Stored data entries

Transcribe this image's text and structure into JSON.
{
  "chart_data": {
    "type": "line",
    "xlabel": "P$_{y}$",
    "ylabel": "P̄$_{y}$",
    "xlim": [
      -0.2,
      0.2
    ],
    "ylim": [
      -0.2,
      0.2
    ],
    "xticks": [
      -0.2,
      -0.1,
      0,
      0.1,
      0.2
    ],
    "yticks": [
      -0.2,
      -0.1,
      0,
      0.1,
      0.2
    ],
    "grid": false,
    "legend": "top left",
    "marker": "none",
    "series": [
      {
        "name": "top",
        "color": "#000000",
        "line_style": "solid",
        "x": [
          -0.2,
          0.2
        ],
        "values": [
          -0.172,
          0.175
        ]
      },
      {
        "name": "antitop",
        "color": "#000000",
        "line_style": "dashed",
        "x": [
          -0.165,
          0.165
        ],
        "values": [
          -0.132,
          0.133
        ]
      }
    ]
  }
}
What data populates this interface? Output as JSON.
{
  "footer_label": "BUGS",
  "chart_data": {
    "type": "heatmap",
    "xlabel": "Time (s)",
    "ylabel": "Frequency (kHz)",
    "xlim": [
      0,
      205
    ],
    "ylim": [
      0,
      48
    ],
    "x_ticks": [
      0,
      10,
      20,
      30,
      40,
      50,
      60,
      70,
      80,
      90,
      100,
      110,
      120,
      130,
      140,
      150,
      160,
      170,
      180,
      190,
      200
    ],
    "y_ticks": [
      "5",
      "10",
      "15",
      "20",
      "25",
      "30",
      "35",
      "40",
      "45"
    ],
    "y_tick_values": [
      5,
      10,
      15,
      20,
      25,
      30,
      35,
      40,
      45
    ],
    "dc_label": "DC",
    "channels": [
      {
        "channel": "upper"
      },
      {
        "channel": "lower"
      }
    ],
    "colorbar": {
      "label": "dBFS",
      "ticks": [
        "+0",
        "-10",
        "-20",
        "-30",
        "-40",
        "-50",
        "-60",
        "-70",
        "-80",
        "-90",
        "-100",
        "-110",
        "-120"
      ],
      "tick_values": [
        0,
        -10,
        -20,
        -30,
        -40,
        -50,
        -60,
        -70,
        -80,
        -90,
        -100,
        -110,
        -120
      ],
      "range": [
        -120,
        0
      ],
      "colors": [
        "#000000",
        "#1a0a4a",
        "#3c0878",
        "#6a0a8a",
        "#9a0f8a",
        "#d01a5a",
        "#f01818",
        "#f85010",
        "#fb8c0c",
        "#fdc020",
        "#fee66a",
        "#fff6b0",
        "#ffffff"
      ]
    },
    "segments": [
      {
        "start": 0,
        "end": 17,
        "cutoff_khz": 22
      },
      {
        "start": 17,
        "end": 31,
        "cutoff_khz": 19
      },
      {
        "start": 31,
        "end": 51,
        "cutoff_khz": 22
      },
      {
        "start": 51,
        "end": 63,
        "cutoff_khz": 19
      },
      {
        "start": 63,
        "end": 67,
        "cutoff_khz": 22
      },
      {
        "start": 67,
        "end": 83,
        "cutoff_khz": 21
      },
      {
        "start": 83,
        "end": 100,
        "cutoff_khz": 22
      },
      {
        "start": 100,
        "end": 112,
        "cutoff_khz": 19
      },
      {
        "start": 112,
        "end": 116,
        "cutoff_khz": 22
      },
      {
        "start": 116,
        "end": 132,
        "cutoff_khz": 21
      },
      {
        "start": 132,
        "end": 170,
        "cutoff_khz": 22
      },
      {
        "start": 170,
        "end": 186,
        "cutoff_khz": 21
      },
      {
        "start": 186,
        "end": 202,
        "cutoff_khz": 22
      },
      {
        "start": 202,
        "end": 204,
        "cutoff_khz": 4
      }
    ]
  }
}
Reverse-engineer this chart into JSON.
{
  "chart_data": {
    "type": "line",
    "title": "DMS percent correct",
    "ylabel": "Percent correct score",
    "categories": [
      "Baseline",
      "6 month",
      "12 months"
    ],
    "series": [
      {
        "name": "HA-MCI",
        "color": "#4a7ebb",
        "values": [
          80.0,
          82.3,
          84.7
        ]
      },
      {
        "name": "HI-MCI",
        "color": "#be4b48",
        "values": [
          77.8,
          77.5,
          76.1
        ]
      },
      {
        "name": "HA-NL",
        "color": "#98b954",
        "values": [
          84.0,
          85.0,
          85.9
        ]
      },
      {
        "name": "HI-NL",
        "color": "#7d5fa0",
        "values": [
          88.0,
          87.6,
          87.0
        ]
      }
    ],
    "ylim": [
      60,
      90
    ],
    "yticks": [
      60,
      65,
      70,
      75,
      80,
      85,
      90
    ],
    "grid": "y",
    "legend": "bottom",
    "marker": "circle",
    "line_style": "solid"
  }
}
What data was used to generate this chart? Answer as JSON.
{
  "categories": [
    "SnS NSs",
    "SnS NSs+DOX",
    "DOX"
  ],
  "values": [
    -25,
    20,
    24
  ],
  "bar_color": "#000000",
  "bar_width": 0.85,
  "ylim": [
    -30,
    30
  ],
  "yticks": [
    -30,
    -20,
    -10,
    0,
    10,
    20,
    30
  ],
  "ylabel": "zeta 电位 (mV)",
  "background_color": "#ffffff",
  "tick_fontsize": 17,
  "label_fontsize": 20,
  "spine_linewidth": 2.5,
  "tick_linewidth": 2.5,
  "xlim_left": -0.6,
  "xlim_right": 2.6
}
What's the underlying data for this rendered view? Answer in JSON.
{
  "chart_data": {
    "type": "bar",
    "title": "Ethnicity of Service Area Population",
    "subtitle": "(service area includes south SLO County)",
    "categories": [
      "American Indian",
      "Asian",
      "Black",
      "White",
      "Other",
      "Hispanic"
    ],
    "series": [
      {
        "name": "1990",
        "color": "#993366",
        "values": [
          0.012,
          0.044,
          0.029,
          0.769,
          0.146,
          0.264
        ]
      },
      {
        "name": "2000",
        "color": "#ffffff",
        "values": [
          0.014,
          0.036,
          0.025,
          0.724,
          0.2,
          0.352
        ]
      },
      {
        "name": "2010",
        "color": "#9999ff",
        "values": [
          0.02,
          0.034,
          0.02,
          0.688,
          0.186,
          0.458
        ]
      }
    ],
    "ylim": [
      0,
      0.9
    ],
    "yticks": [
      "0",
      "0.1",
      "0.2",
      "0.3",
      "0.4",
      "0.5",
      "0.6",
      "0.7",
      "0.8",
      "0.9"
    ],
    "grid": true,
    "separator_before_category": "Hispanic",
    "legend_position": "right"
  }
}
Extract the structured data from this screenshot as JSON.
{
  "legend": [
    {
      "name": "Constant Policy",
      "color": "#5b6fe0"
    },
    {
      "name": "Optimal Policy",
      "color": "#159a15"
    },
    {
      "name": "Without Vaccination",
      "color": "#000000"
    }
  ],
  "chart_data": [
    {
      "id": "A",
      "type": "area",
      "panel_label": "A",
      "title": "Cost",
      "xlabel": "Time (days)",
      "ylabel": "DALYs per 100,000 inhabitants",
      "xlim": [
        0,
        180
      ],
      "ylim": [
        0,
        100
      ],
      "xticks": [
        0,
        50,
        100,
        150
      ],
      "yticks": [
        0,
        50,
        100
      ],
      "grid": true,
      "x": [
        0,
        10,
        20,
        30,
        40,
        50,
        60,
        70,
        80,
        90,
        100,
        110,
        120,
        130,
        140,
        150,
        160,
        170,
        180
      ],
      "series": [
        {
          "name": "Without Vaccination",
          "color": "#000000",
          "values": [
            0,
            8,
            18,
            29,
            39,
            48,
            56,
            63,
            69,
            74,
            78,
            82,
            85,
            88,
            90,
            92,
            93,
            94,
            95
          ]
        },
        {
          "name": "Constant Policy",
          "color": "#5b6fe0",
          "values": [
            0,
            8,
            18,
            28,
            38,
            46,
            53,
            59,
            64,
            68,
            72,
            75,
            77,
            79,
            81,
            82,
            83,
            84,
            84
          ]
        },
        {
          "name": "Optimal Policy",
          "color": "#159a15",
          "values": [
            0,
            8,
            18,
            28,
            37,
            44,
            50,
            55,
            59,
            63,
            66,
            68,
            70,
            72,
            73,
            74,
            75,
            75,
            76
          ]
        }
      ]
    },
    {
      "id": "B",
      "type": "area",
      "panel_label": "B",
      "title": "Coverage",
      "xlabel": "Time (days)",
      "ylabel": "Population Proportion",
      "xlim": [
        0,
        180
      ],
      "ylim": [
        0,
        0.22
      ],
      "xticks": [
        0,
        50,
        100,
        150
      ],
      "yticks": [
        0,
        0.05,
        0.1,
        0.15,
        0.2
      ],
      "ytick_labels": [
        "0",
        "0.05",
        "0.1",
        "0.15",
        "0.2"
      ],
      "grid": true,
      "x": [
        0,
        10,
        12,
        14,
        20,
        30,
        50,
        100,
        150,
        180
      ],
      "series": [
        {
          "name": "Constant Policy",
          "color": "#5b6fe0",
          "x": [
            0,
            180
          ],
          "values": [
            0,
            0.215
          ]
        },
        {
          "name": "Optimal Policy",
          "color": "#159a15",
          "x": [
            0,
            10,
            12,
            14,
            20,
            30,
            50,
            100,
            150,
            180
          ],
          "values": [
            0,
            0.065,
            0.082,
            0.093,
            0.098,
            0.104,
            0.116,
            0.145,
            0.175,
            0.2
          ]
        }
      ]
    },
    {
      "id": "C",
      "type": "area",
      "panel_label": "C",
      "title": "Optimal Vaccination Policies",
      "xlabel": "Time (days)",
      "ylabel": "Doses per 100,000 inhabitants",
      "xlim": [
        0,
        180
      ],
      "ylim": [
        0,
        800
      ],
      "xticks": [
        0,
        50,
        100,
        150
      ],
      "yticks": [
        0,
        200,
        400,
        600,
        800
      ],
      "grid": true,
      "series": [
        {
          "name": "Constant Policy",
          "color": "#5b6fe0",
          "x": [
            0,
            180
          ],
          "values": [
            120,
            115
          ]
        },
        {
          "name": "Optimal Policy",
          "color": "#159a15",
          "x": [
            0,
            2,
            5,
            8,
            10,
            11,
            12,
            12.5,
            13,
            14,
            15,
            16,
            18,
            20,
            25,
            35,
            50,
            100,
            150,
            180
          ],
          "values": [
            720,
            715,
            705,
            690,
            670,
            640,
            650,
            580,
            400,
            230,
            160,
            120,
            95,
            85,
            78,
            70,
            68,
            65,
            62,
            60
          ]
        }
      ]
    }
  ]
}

▸ Given instruction
Each line holding "ylabel" must be found and copied.

▸ Response for this exercise
    "ylabel": "P̄$_{y}$",
    "ylabel": "Frequency (kHz)",
    "ylabel": "Percent correct score",
  "ylabel": "zeta 电位 (mV)",
      "ylabel": "DALYs per 100,000 inhabitants",
      "ylabel": "Population Proportion",
      "ylabel": "Doses per 100,000 inhabitants",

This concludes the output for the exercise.